** Task input **
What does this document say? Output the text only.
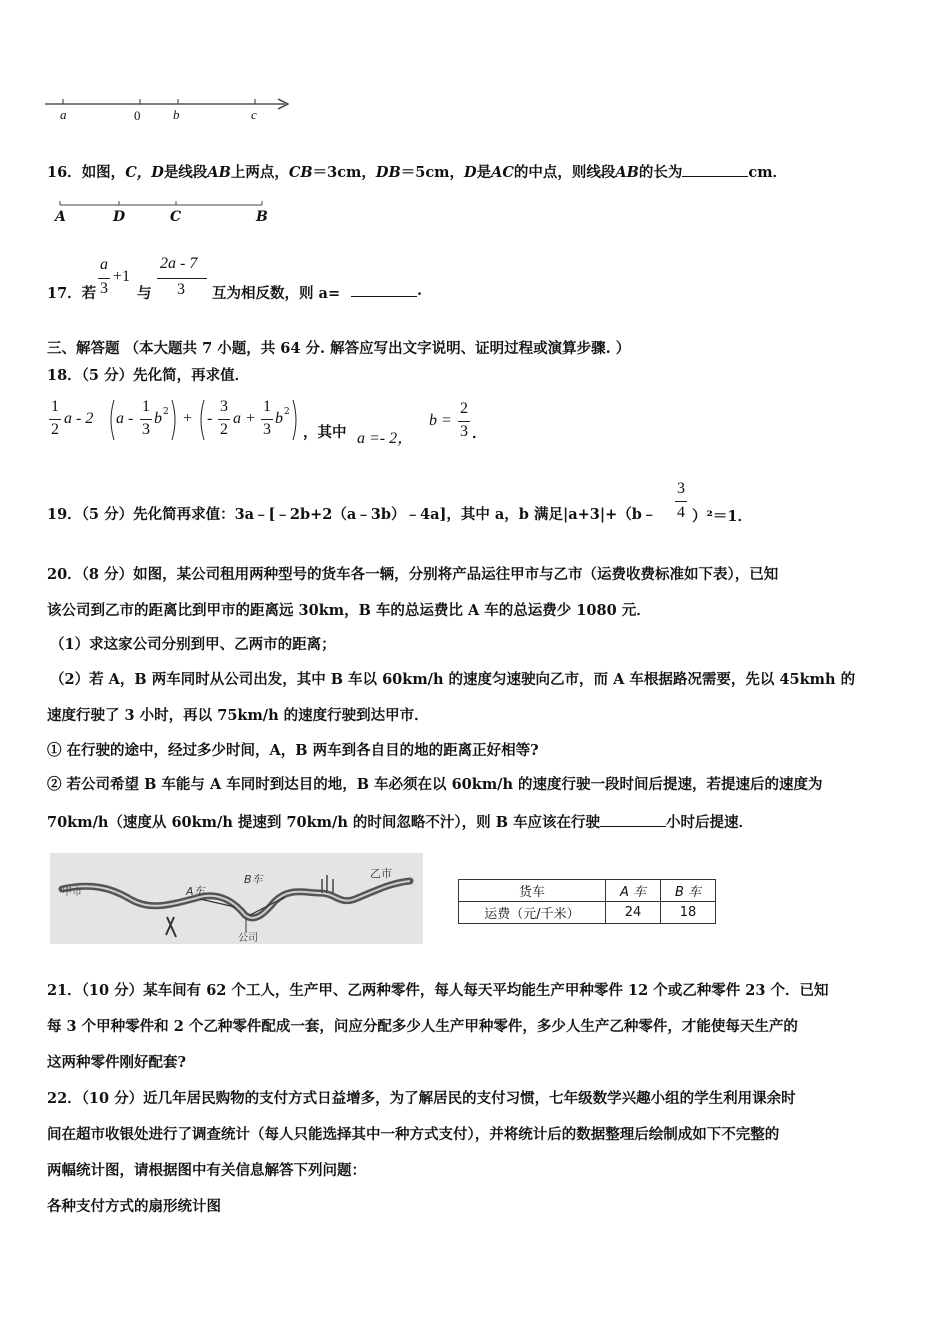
a	0	b	c
16．如图，C，D是线段AB上两点，CB＝3cm，DB＝5cm，D是AC的中点，则线段AB的长为	cm．
A	D	C	B
17．若
a
3
+1
与
2a - 7
3 互为相反数，则 a=	.
三、解答题 （本大题共 7 小题，共 64 分. 解答应写出文字说明、证明过程或演算步骤. ）
18．（5 分）先化简，再求值．
1
2
a - 2 a -
1
3
b 2 + -
3
2
a +
1
3
b 2
，其中 a =- 2，
b =
2
3 ．
19．（5 分）先化简再求值：3a﹣[﹣2b+2（a﹣3b）﹣4a]，其中 a，b 满足|a+3|+（b﹣
3
4 ）²＝1．
20．（8 分）如图，某公司租用两种型号的货车各一辆，分别将产品运往甲市与乙市（运费收费标准如下表），已知
该公司到乙市的距离比到甲市的距离远 30km，B 车的总运费比 A 车的总运费少 1080 元．
（1）求这家公司分别到甲、乙两市的距离；
（2）若 A，B 两车同时从公司出发，其中 B 车以 60km/h 的速度匀速驶向乙市，而 A 车根据路况需要，先以 45kmh 的
速度行驶了 3 小时，再以 75km/h 的速度行驶到达甲市．
① 在行驶的途中，经过多少时间，A，B 两车到各自目的地的距离正好相等?
② 若公司希望 B 车能与 A 车同时到达目的地，B 车必须在以 60km/h 的速度行驶一段时间后提速，若提速后的速度为
70km/h（速度从 60km/h 提速到 70km/h 的时间忽略不汁），则 B 车应该在行驶	小时后提速．
甲市	A车
B车	乙市
公司
货车	A 车	B 车
运费（元/千米）	24	18
21．（10 分）某车间有 62 个工人，生产甲、乙两种零件，每人每天平均能生产甲种零件 12 个或乙种零件 23 个．已知
每 3 个甲种零件和 2 个乙种零件配成一套，问应分配多少人生产甲种零件，多少人生产乙种零件，才能使每天生产的
这两种零件刚好配套?
22．（10 分）近几年居民购物的支付方式日益增多，为了解居民的支付习惯，七年级数学兴趣小组的学生利用课余时
间在超市收银处进行了调查统计（每人只能选择其中一种方式支付），并将统计后的数据整理后绘制成如下不完整的
两幅统计图，请根据图中有关信息解答下列问题：
各种支付方式的扇形统计图
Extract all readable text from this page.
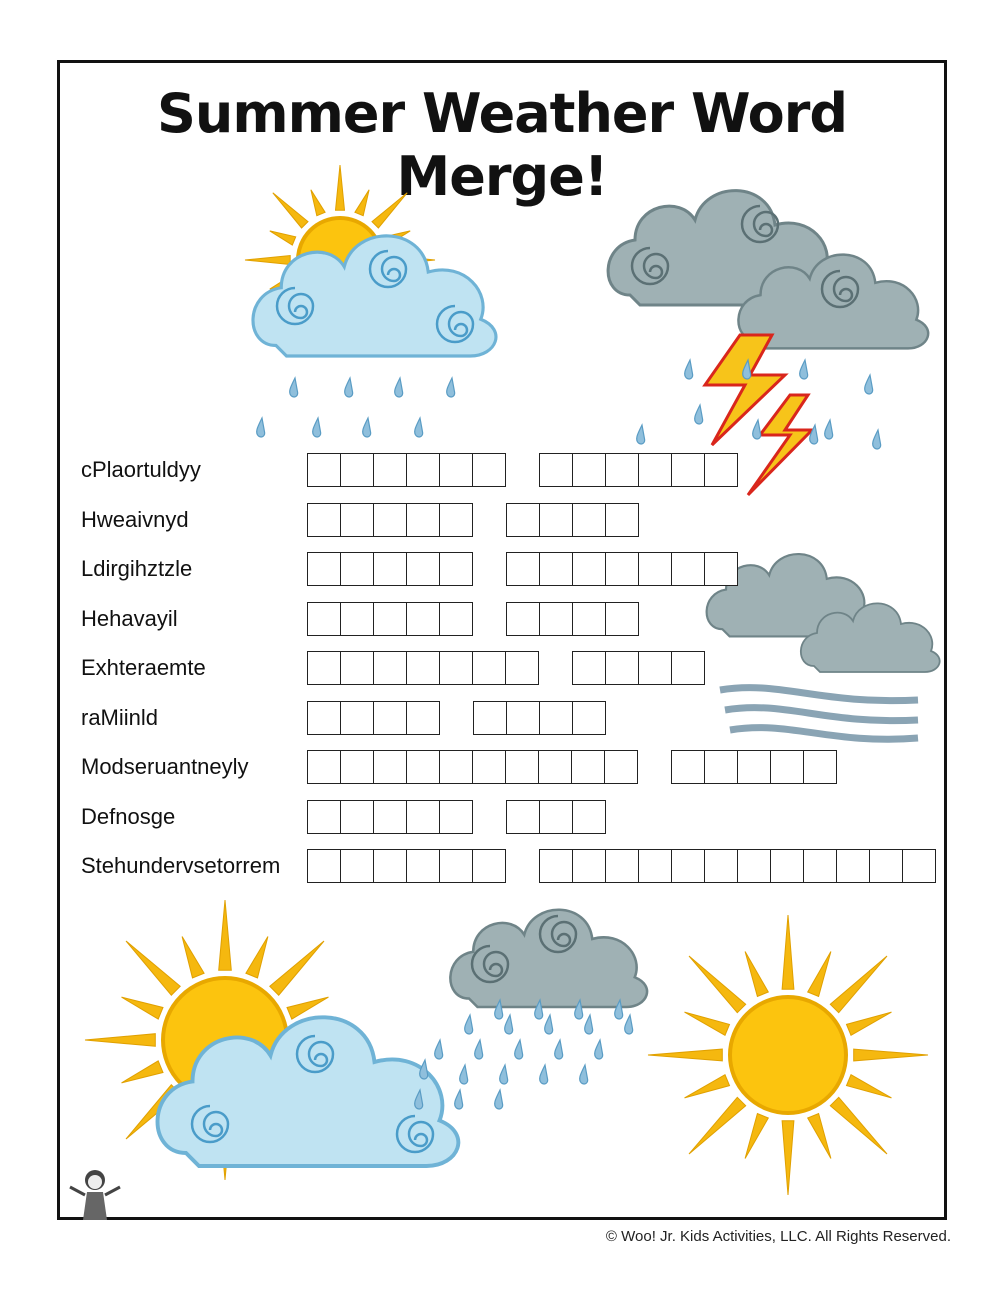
Summer Weather Word Merge!
cPlaortuldyy
Hweaivnyd
Ldirgihztzle
Hehavayil
Exhteraemte
raMiinld
Modseruantneyly
Defnosge
Stehundervsetorrem
© Woo! Jr. Kids Activities, LLC. All Rights Reserved.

** Instruction **
Return from the data every line that holds "this".

** Answer to the problem **
What does this document say? Output the text only.
Extract all readable text from this page.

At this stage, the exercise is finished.